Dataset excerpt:
════
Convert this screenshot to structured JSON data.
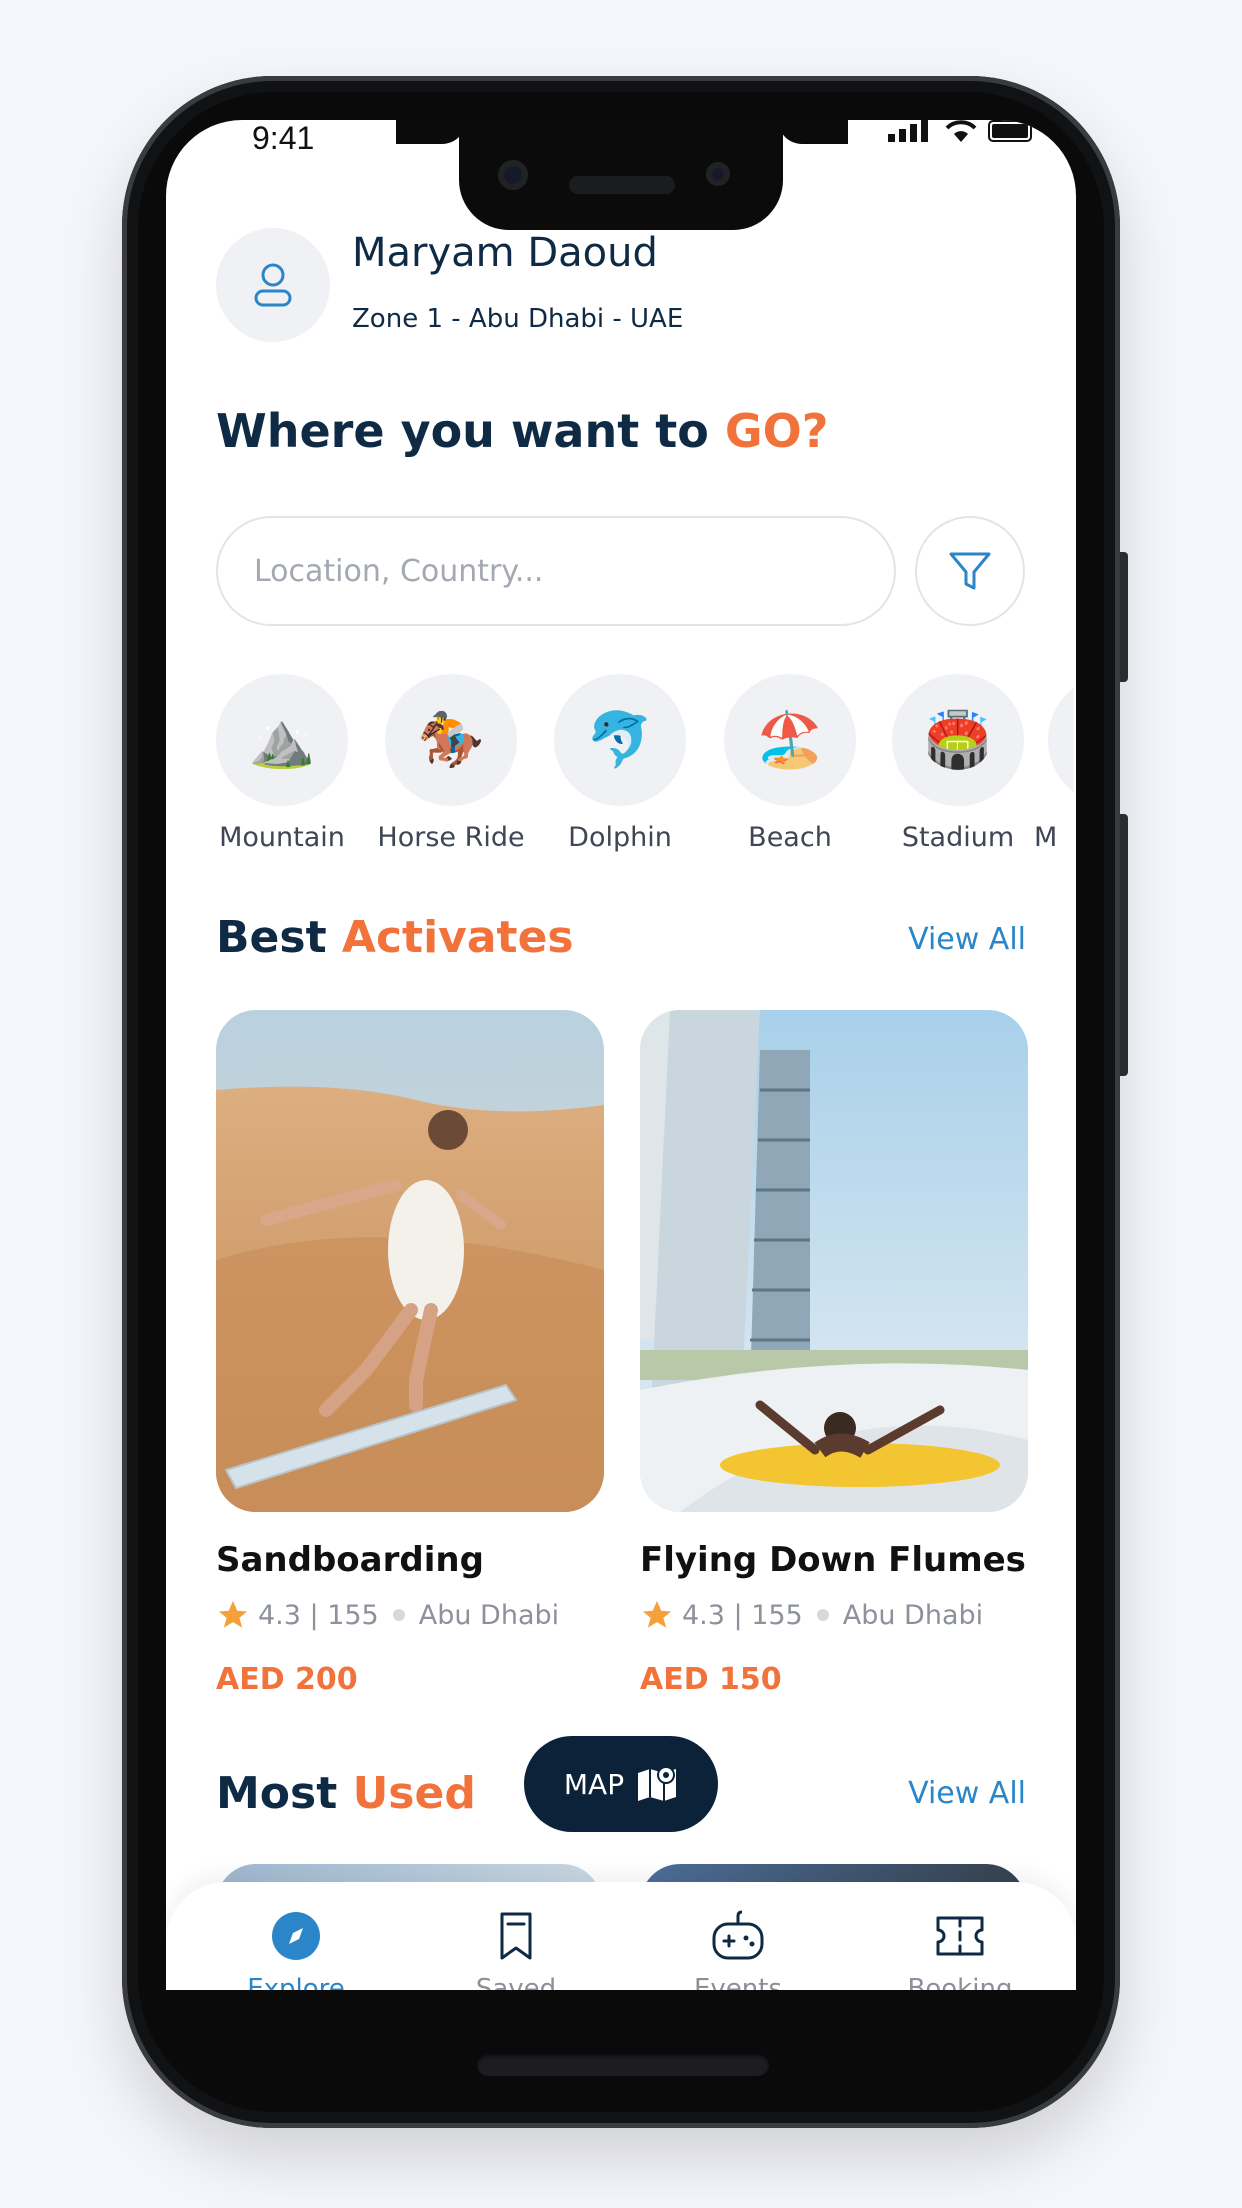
{
  "status": {
    "time": "9:41"
  },
  "user": {
    "name": "Maryam Daoud",
    "location": "Zone 1 - Abu Dhabi - UAE"
  },
  "headline": {
    "prefix": "Where you want to ",
    "accent": "GO?"
  },
  "search": {
    "placeholder": "Location, Country..."
  },
  "categories": [
    {
      "label": "Mountain",
      "icon": "⛰️"
    },
    {
      "label": "Horse Ride",
      "icon": "🏇"
    },
    {
      "label": "Dolphin",
      "icon": "🐬"
    },
    {
      "label": "Beach",
      "icon": "🏖️"
    },
    {
      "label": "Stadium",
      "icon": "🏟️"
    },
    {
      "label": "M",
      "icon": ""
    }
  ],
  "best": {
    "title_a": "Best ",
    "title_b": "Activates",
    "view_all": "View All",
    "cards": [
      {
        "title": "Sandboarding",
        "rating": "4.3 | 155",
        "place": "Abu Dhabi",
        "price": "AED 200"
      },
      {
        "title": "Flying Down Flumes",
        "rating": "4.3 | 155",
        "place": "Abu Dhabi",
        "price": "AED 150"
      }
    ]
  },
  "most_used": {
    "title_a": "Most ",
    "title_b": "Used",
    "view_all": "View All"
  },
  "map_button": {
    "label": "MAP"
  },
  "nav": [
    {
      "label": "Explore",
      "icon": "compass-icon",
      "active": true
    },
    {
      "label": "Saved",
      "icon": "bookmark-icon"
    },
    {
      "label": "Events",
      "icon": "gamepad-icon"
    },
    {
      "label": "Booking",
      "icon": "ticket-icon"
    }
  ],
  "colors": {
    "navy": "#0f2a44",
    "accent": "#f2723b",
    "link": "#2a86c8",
    "map_button": "#0c2238"
  }
}
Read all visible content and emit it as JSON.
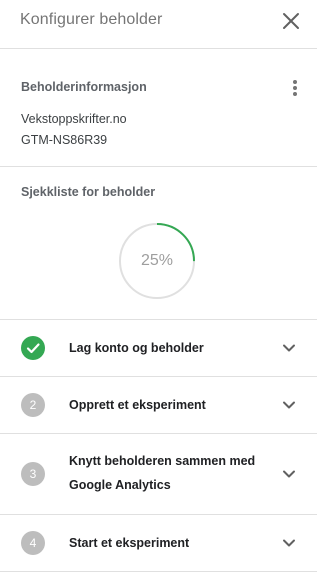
{
  "header": {
    "title": "Konfigurer beholder"
  },
  "container_info": {
    "title": "Beholderinformasjon",
    "name": "Vekstoppskrifter.no",
    "id": "GTM-NS86R39"
  },
  "checklist": {
    "title": "Sjekkliste for beholder",
    "progress_text": "25%",
    "progress_fraction": 0.25,
    "progress_color": "#34a853",
    "steps": [
      {
        "number": "",
        "status": "done",
        "label": "Lag konto og beholder"
      },
      {
        "number": "2",
        "status": "pending",
        "label": "Opprett et eksperiment"
      },
      {
        "number": "3",
        "status": "pending",
        "label_line1": "Knytt beholderen sammen med",
        "label_line2": "Google Analytics"
      },
      {
        "number": "4",
        "status": "pending",
        "label": "Start et eksperiment"
      }
    ]
  }
}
════
◆ Task requirements: Return all the lines that contain the string "name".

◆ Output below:
    "name": "Maryam Daoud",
    "name": "Vekstoppskrifter.no",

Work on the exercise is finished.